# TASK REQUIREMENTS:
Pull out all lines from the listing below in which the word "Integration" appears.

-- START --

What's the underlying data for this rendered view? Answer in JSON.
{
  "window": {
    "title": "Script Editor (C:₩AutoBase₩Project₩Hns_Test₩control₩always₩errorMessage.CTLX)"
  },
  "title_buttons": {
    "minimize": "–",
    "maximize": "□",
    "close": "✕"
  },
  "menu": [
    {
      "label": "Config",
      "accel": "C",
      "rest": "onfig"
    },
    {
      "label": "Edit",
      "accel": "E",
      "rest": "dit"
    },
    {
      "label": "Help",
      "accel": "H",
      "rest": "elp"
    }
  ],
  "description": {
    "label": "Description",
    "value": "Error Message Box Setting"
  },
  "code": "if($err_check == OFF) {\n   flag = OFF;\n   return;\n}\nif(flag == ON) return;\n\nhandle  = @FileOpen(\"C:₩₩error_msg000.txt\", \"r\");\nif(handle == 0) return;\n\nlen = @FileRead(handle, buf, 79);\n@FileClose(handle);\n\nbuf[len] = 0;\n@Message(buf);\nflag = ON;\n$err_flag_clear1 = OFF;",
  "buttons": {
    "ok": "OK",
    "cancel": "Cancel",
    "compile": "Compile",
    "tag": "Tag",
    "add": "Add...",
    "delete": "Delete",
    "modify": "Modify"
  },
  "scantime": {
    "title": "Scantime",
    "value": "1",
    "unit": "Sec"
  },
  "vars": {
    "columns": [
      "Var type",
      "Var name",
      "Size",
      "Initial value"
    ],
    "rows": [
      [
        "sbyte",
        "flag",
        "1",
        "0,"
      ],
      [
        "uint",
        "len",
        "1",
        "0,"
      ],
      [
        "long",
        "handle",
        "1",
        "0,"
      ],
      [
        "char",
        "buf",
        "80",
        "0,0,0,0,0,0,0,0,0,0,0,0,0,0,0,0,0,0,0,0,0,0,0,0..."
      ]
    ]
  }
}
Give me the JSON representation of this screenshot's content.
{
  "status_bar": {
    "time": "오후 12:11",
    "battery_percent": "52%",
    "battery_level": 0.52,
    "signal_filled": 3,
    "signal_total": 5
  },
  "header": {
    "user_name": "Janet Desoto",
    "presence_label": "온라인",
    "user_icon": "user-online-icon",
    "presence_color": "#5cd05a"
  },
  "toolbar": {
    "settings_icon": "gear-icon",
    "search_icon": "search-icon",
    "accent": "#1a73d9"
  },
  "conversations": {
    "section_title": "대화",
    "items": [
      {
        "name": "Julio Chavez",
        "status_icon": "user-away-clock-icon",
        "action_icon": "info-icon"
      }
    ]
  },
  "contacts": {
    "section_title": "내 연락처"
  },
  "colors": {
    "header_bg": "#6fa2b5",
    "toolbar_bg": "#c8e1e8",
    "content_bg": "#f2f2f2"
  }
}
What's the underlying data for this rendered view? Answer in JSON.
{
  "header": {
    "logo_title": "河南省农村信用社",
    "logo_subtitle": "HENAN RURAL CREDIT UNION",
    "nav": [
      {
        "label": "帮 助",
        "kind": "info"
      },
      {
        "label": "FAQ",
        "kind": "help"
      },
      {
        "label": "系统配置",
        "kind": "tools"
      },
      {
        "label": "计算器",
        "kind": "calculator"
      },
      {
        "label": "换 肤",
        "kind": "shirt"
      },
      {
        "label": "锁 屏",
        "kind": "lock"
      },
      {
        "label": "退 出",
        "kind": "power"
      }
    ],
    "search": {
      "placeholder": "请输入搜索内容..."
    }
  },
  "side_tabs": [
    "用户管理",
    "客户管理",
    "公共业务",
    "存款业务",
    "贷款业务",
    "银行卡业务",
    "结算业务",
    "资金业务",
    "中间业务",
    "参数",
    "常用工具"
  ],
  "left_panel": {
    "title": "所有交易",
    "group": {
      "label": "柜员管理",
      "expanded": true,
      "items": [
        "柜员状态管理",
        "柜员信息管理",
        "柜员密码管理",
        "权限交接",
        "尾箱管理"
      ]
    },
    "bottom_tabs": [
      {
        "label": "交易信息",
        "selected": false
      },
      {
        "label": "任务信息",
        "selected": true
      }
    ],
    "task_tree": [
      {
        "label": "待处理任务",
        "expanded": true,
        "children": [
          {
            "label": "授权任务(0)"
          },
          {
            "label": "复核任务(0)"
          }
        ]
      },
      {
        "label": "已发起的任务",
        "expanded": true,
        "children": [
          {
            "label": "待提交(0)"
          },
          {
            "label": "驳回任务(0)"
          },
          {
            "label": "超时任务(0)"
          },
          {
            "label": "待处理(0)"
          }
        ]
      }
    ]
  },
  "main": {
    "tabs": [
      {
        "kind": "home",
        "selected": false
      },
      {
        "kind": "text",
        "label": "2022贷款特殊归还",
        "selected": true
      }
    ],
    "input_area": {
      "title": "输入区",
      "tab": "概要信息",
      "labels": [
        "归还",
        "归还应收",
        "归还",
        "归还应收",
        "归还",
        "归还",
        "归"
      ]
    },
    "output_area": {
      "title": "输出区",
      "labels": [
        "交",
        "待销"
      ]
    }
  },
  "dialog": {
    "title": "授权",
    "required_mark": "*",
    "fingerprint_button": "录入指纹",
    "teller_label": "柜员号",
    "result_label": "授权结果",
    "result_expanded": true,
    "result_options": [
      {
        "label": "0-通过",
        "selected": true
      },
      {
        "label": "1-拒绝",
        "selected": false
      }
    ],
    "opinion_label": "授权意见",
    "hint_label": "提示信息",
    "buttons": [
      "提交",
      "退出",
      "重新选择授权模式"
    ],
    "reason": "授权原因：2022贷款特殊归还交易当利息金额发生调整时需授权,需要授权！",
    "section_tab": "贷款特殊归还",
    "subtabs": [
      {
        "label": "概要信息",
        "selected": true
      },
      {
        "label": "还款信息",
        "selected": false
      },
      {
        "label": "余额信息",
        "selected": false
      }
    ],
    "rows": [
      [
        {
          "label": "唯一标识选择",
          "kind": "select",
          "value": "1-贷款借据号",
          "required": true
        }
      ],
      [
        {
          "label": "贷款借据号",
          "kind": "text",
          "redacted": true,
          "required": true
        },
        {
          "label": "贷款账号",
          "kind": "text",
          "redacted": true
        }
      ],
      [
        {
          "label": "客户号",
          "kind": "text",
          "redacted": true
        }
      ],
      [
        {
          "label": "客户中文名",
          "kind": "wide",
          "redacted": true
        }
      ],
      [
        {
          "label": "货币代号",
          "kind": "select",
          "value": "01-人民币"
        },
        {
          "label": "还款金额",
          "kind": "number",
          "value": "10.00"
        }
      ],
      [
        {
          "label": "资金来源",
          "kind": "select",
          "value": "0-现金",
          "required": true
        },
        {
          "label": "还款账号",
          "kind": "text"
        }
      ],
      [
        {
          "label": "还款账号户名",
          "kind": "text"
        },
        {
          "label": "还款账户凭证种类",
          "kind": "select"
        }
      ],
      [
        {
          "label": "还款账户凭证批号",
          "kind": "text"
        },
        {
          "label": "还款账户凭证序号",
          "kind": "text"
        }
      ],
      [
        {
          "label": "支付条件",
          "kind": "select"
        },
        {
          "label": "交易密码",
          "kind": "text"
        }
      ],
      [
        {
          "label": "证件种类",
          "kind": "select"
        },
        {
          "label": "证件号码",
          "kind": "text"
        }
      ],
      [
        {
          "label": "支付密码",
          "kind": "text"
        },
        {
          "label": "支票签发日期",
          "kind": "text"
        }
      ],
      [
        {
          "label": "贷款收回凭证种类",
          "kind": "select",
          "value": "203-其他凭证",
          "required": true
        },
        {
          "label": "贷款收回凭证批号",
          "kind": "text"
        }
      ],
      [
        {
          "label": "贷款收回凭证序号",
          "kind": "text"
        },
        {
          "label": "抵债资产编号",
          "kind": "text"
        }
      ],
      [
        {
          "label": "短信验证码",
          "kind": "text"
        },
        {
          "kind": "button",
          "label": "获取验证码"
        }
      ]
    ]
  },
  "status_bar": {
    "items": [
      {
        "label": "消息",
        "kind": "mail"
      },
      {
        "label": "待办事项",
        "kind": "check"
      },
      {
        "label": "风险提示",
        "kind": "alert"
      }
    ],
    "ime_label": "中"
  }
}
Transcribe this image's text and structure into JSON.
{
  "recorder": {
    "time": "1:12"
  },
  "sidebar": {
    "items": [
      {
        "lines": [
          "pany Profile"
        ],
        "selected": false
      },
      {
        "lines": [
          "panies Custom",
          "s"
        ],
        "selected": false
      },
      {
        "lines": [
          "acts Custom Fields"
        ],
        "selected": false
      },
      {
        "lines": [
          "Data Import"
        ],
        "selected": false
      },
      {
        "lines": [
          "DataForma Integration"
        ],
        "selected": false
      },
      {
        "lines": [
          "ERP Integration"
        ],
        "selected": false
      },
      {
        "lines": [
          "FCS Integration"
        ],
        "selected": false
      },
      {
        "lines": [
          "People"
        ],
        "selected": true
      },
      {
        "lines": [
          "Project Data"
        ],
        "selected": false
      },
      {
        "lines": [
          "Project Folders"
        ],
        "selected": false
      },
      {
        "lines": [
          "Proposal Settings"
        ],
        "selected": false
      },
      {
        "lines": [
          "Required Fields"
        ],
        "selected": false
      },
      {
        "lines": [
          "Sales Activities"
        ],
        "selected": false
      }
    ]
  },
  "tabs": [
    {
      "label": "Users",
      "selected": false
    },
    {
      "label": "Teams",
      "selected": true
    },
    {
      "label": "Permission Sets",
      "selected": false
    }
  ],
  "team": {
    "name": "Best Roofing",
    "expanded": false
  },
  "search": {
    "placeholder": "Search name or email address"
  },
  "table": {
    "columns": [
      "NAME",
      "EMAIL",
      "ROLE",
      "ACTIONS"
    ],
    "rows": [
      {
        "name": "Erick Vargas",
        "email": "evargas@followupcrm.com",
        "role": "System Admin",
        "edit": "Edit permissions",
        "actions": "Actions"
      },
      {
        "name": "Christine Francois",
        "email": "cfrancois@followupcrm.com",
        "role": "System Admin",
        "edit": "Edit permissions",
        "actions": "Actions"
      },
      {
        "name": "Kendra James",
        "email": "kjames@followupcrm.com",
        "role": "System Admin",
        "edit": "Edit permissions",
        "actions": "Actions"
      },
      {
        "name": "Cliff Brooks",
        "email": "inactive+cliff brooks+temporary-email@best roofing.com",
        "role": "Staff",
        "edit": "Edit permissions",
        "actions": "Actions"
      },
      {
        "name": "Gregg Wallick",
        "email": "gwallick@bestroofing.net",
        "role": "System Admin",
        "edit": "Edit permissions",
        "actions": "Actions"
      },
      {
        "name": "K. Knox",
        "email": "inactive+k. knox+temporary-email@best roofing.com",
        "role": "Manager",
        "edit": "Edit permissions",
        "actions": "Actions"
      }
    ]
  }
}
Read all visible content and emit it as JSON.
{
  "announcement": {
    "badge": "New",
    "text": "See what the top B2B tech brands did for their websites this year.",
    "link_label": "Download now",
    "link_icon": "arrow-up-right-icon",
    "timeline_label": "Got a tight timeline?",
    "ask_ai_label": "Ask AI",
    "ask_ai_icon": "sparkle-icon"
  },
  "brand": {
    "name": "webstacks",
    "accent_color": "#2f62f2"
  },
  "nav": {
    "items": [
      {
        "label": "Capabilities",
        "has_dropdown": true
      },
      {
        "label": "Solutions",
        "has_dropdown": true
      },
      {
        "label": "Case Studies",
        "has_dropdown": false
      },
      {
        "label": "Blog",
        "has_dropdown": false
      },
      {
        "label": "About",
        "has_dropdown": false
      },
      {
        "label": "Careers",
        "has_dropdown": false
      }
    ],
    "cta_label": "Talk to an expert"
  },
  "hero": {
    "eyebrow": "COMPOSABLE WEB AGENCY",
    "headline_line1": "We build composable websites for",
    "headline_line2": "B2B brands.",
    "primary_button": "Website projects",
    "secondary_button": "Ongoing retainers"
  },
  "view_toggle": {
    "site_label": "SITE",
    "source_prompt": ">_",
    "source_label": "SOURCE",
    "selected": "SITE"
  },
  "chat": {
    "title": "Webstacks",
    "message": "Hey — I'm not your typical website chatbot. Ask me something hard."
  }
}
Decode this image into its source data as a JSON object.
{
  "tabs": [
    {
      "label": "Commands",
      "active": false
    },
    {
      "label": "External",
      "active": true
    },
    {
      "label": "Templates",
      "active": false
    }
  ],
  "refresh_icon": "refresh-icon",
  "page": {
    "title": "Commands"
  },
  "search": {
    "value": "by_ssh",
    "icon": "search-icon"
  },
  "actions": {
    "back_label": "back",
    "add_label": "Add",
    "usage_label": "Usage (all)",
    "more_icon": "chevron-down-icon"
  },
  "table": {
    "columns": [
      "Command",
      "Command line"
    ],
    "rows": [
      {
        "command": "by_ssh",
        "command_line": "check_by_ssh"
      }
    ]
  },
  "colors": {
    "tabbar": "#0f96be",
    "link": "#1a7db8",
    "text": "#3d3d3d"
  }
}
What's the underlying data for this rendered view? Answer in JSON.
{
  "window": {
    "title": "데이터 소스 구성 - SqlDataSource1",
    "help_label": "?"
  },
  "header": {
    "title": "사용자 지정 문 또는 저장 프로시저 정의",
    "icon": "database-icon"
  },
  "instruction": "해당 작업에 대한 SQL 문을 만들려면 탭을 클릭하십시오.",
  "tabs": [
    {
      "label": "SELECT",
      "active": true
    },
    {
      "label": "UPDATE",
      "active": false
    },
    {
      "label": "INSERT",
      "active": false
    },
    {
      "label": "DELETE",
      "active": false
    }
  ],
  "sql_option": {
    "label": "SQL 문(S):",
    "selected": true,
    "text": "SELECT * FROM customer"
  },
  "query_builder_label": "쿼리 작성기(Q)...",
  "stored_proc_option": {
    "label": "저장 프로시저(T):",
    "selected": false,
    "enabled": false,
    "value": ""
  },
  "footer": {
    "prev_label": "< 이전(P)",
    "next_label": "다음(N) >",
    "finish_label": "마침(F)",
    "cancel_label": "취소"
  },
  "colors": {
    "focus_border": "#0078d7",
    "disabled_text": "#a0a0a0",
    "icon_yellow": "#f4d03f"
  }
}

-- END --

# THE RESPONSE:
          "DataForma Integration"
          "ERP Integration"
          "FCS Integration"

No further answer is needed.